**WHAT TO PRODUCE**
Search the data below for the word "local" and copy each line that holds it.

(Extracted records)
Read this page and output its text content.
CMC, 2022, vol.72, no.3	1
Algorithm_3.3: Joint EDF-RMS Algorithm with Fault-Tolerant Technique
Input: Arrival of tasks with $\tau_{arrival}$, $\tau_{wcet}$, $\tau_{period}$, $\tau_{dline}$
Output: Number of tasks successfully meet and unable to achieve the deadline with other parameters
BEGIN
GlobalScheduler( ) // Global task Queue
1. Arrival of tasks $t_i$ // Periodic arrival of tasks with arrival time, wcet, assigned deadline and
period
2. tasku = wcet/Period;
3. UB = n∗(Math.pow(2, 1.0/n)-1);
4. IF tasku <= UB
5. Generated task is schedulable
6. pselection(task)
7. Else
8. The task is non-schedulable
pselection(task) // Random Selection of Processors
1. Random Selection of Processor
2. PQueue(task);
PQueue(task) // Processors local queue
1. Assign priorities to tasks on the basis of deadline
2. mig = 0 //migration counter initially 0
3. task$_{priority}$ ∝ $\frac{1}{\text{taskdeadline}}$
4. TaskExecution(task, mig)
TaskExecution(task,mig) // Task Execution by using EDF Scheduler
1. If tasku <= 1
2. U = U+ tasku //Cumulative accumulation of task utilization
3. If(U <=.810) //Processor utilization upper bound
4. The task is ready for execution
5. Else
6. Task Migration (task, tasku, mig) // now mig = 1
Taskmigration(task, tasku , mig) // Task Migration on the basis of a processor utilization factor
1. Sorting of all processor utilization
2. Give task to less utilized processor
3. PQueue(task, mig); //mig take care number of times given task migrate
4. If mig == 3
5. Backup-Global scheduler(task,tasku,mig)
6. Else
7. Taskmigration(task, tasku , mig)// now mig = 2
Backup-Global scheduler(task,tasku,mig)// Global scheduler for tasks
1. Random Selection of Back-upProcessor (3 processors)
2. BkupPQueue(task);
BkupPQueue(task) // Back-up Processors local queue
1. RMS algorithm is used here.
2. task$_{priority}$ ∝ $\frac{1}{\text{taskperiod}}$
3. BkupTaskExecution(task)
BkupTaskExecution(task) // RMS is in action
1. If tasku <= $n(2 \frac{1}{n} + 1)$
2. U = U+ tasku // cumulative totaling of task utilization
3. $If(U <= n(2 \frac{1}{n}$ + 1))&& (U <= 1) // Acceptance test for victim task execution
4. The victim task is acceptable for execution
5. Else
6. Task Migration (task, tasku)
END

**OUTPUT OF THE EXERCISE**
PQueue(task) // Processors local queue
BkupPQueue(task) // Back-up Processors local queue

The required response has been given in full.